• _TASK BRIEF_
Work out how many lines of the material below mention the word "infrastructure"; reply with the number only.

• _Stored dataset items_
§
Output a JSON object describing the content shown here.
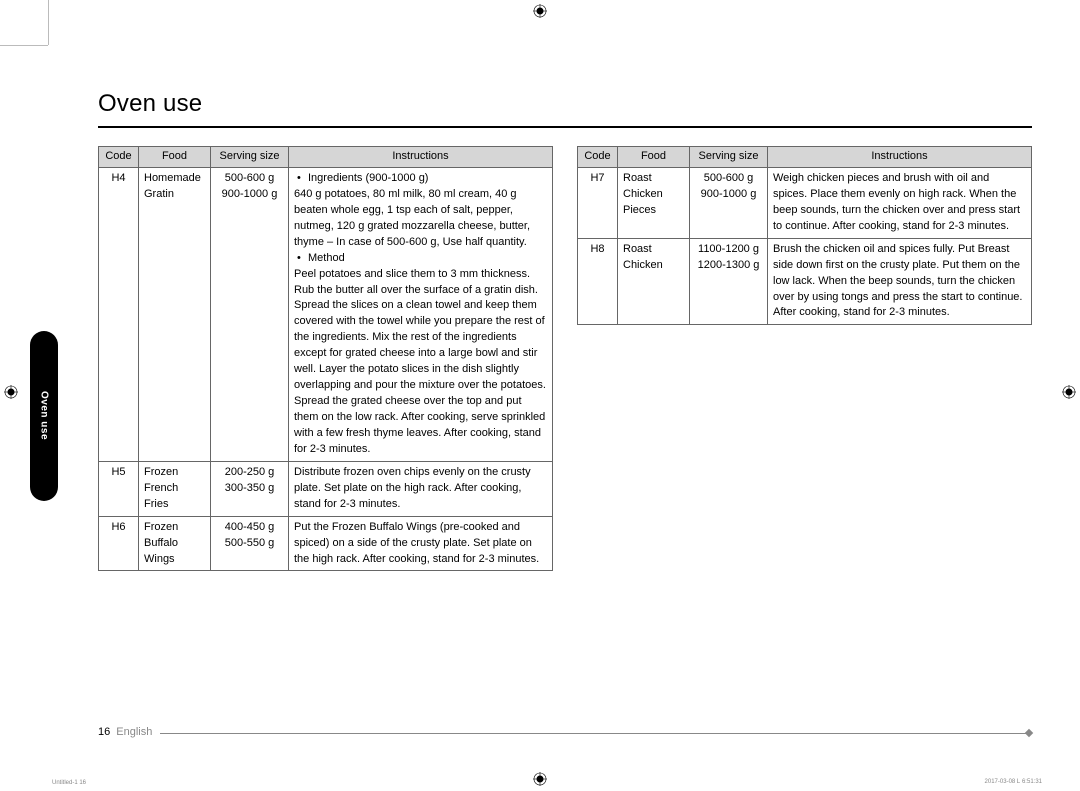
{
  "title": "Oven use",
  "tab_label": "Oven use",
  "headers": {
    "code": "Code",
    "food": "Food",
    "serving": "Serving size",
    "instr": "Instructions"
  },
  "left_table": [
    {
      "code": "H4",
      "food": "Homemade Gratin",
      "serving": "500-600 g\n900-1000 g",
      "instr_bullets": [
        "Ingredients (900-1000 g)"
      ],
      "instr_after_b1": "640 g potatoes, 80 ml milk, 80 ml cream, 40 g beaten whole egg, 1 tsp each of salt, pepper, nutmeg, 120 g grated mozzarella cheese, butter, thyme – In case of 500-600 g, Use half quantity.",
      "instr_bullets2": [
        "Method"
      ],
      "instr_after_b2": "Peel potatoes and slice them to 3 mm thickness. Rub the butter all over the surface of a gratin dish. Spread the slices on a clean towel and keep them covered with the towel while you prepare the rest of the ingredients. Mix the rest of the ingredients except for grated cheese into a large bowl and stir well. Layer the potato slices in the dish slightly overlapping and pour the mixture over the potatoes. Spread the grated cheese over the top and put them on the low rack. After cooking, serve sprinkled with a few fresh thyme leaves. After cooking, stand for 2-3 minutes."
    },
    {
      "code": "H5",
      "food": "Frozen French Fries",
      "serving": "200-250 g\n300-350 g",
      "instr": "Distribute frozen oven chips evenly on the crusty plate. Set plate on the high rack. After cooking, stand for 2-3 minutes."
    },
    {
      "code": "H6",
      "food": "Frozen Buffalo Wings",
      "serving": "400-450 g\n500-550 g",
      "instr": "Put the Frozen Buffalo Wings (pre-cooked and spiced) on a side of the crusty plate. Set plate on the high rack. After cooking, stand for 2-3 minutes."
    }
  ],
  "right_table": [
    {
      "code": "H7",
      "food": "Roast Chicken Pieces",
      "serving": "500-600 g\n900-1000 g",
      "instr": "Weigh chicken pieces and brush with oil and spices. Place them evenly on high rack. When the beep sounds, turn the chicken over and press start to continue. After cooking, stand for 2-3 minutes."
    },
    {
      "code": "H8",
      "food": "Roast Chicken",
      "serving": "1100-1200 g\n1200-1300 g",
      "instr": "Brush the chicken oil and spices fully. Put Breast side down first on the crusty plate. Put them on the low lack. When the beep sounds, turn the chicken over by using tongs and press the start to continue. After cooking, stand for 2-3 minutes."
    }
  ],
  "footer": {
    "page": "16",
    "lang": "English"
  },
  "meta": {
    "left": "Untitled-1   16",
    "right": "2017-03-08   Ꮮ 6:51:31"
  }
}
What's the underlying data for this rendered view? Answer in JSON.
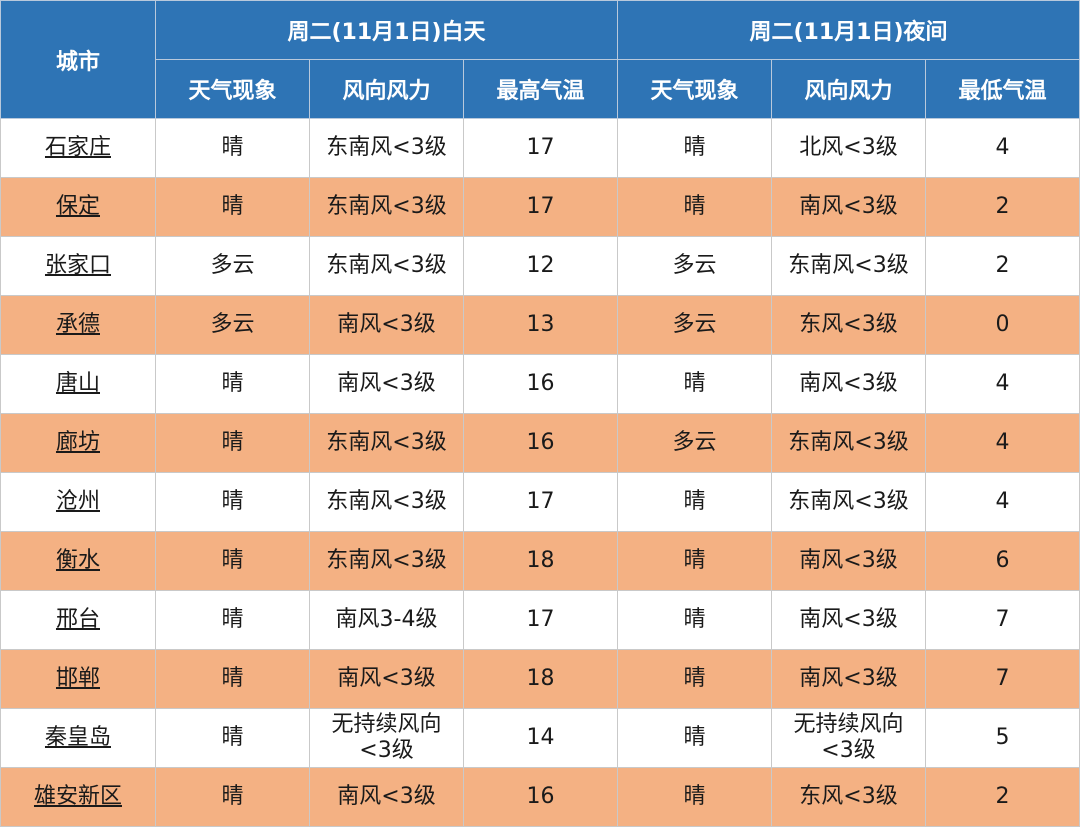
{
  "header": {
    "city": "城市",
    "day_group": "周二(11月1日)白天",
    "night_group": "周二(11月1日)夜间",
    "day_weather": "天气现象",
    "day_wind": "风向风力",
    "day_high": "最高气温",
    "night_weather": "天气现象",
    "night_wind": "风向风力",
    "night_low": "最低气温"
  },
  "rows": [
    {
      "city": "石家庄",
      "day_weather": "晴",
      "day_wind": [
        "东南风<3级"
      ],
      "high": "17",
      "night_weather": "晴",
      "night_wind": [
        "北风<3级"
      ],
      "low": "4"
    },
    {
      "city": "保定",
      "day_weather": "晴",
      "day_wind": [
        "东南风<3级"
      ],
      "high": "17",
      "night_weather": "晴",
      "night_wind": [
        "南风<3级"
      ],
      "low": "2"
    },
    {
      "city": "张家口",
      "day_weather": "多云",
      "day_wind": [
        "东南风<3级"
      ],
      "high": "12",
      "night_weather": "多云",
      "night_wind": [
        "东南风<3级"
      ],
      "low": "2"
    },
    {
      "city": "承德",
      "day_weather": "多云",
      "day_wind": [
        "南风<3级"
      ],
      "high": "13",
      "night_weather": "多云",
      "night_wind": [
        "东风<3级"
      ],
      "low": "0"
    },
    {
      "city": "唐山",
      "day_weather": "晴",
      "day_wind": [
        "南风<3级"
      ],
      "high": "16",
      "night_weather": "晴",
      "night_wind": [
        "南风<3级"
      ],
      "low": "4"
    },
    {
      "city": "廊坊",
      "day_weather": "晴",
      "day_wind": [
        "东南风<3级"
      ],
      "high": "16",
      "night_weather": "多云",
      "night_wind": [
        "东南风<3级"
      ],
      "low": "4"
    },
    {
      "city": "沧州",
      "day_weather": "晴",
      "day_wind": [
        "东南风<3级"
      ],
      "high": "17",
      "night_weather": "晴",
      "night_wind": [
        "东南风<3级"
      ],
      "low": "4"
    },
    {
      "city": "衡水",
      "day_weather": "晴",
      "day_wind": [
        "东南风<3级"
      ],
      "high": "18",
      "night_weather": "晴",
      "night_wind": [
        "南风<3级"
      ],
      "low": "6"
    },
    {
      "city": "邢台",
      "day_weather": "晴",
      "day_wind": [
        "南风3-4级"
      ],
      "high": "17",
      "night_weather": "晴",
      "night_wind": [
        "南风<3级"
      ],
      "low": "7"
    },
    {
      "city": "邯郸",
      "day_weather": "晴",
      "day_wind": [
        "南风<3级"
      ],
      "high": "18",
      "night_weather": "晴",
      "night_wind": [
        "南风<3级"
      ],
      "low": "7"
    },
    {
      "city": "秦皇岛",
      "day_weather": "晴",
      "day_wind": [
        "无持续风向",
        "<3级"
      ],
      "high": "14",
      "night_weather": "晴",
      "night_wind": [
        "无持续风向",
        "<3级"
      ],
      "low": "5"
    },
    {
      "city": "雄安新区",
      "day_weather": "晴",
      "day_wind": [
        "南风<3级"
      ],
      "high": "16",
      "night_weather": "晴",
      "night_wind": [
        "东风<3级"
      ],
      "low": "2"
    }
  ]
}
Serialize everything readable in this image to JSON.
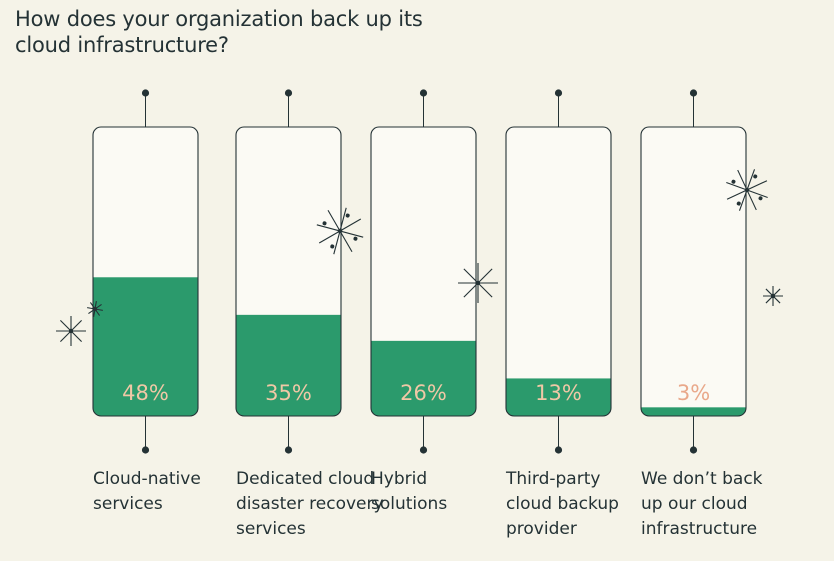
{
  "colors": {
    "background": "#f5f3e8",
    "bar_fill": "#2b9a6c",
    "bar_empty": "#fbfaf4",
    "outline": "#243235",
    "value_text": "#f0c8a6",
    "value_text_dark": "#e9a88a"
  },
  "chart_data": {
    "type": "bar",
    "title": "How does your organization back up its cloud infrastructure?",
    "categories": [
      "Cloud-native services",
      "Dedicated cloud disaster recovery services",
      "Hybrid solutions",
      "Third-party cloud backup provider",
      "We don’t back up our cloud infrastructure"
    ],
    "values": [
      48,
      35,
      26,
      13,
      3
    ],
    "value_labels": [
      "48%",
      "35%",
      "26%",
      "13%",
      "3%"
    ],
    "ylim": [
      0,
      100
    ],
    "grid": false,
    "legend": "none"
  }
}
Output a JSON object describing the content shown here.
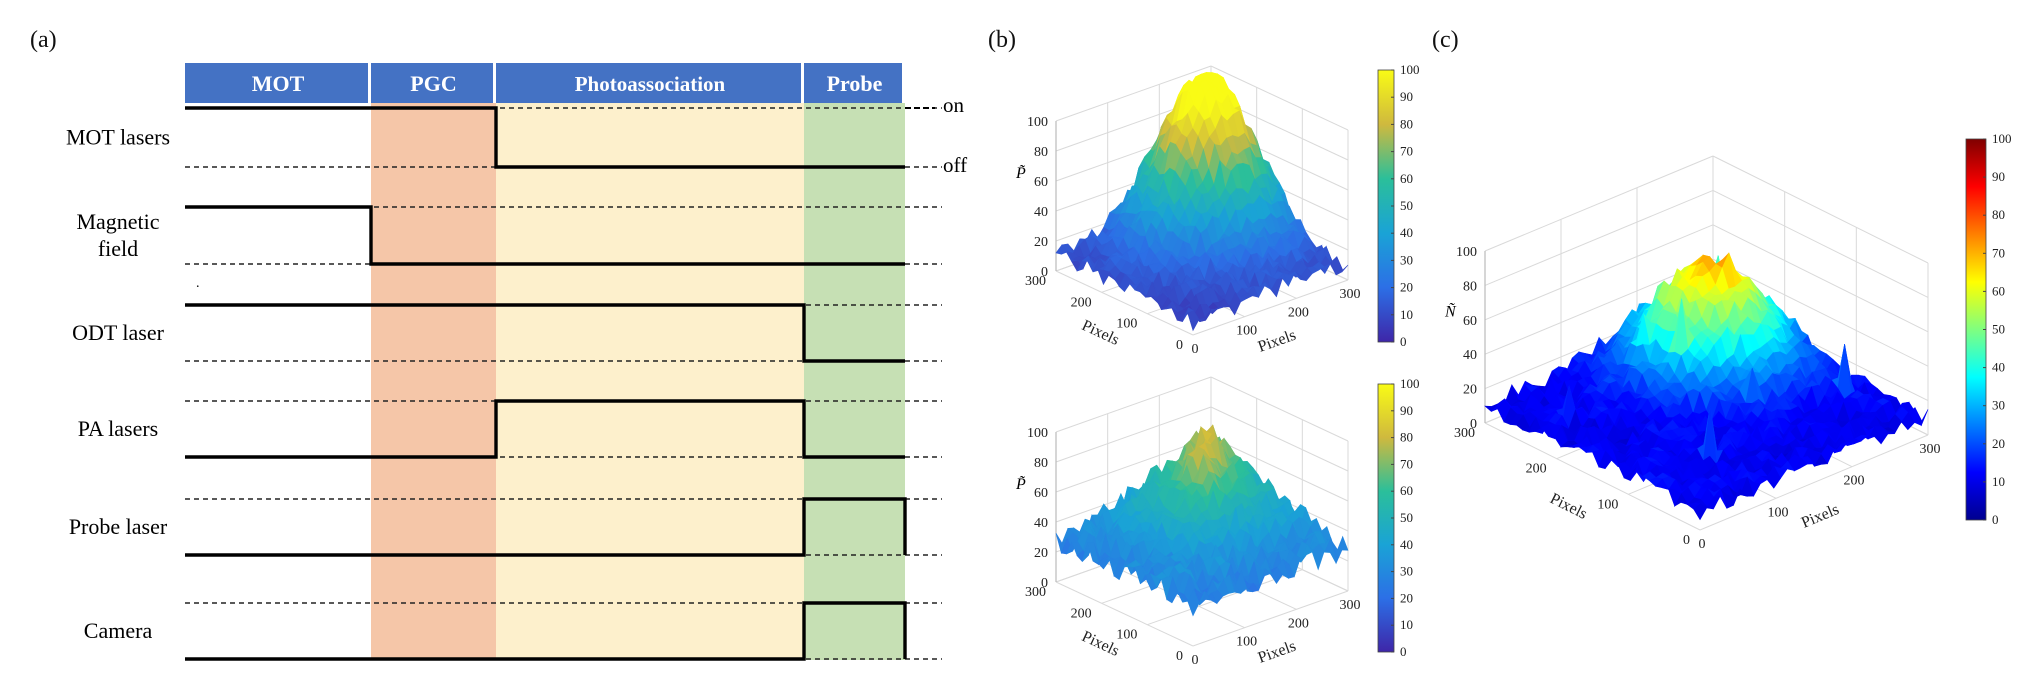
{
  "panel_a": {
    "label": "(a)",
    "phases": [
      {
        "name": "MOT",
        "color": "#ffffff"
      },
      {
        "name": "PGC",
        "color": "#f5c6a8"
      },
      {
        "name": "Photoassociation",
        "color": "#fdf0cc"
      },
      {
        "name": "Probe",
        "color": "#c6e0b4"
      }
    ],
    "header_color": "#4472c4",
    "on_label": "on",
    "off_label": "off",
    "channels": [
      {
        "name": "MOT lasers",
        "states": [
          "on",
          "on",
          "off",
          "off"
        ]
      },
      {
        "name": "Magnetic field",
        "lines": [
          "Magnetic",
          "field"
        ],
        "states": [
          "on",
          "off",
          "off",
          "off"
        ]
      },
      {
        "name": "ODT laser",
        "states": [
          "on",
          "on",
          "on",
          "off"
        ]
      },
      {
        "name": "PA lasers",
        "states": [
          "off",
          "off",
          "on",
          "off"
        ]
      },
      {
        "name": "Probe laser",
        "states": [
          "off",
          "off",
          "off",
          "on"
        ]
      },
      {
        "name": "Camera",
        "states": [
          "off",
          "off",
          "off",
          "on"
        ]
      }
    ]
  },
  "panel_b": {
    "label": "(b)",
    "plots": [
      {
        "zlabel": "P̃",
        "peak": "center",
        "max": 96
      },
      {
        "zlabel": "P̃",
        "peak": "ridge",
        "max": 88
      }
    ],
    "z_ticks": [
      "0",
      "20",
      "40",
      "60",
      "80",
      "100"
    ],
    "xy_ticks": [
      "0",
      "100",
      "200",
      "300"
    ],
    "axis_label": "Pixels",
    "colorbar_ticks": [
      "0",
      "10",
      "20",
      "30",
      "40",
      "50",
      "60",
      "70",
      "80",
      "90",
      "100"
    ],
    "colormap": "parula"
  },
  "panel_c": {
    "label": "(c)",
    "zlabel": "Ñ",
    "max": 90,
    "z_ticks": [
      "0",
      "20",
      "40",
      "60",
      "80",
      "100"
    ],
    "xy_ticks": [
      "0",
      "100",
      "200",
      "300"
    ],
    "axis_label": "Pixels",
    "colorbar_ticks": [
      "0",
      "10",
      "20",
      "30",
      "40",
      "50",
      "60",
      "70",
      "80",
      "90",
      "100"
    ],
    "colormap": "jet"
  }
}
§
• _WRITTEN SOLUTION_
2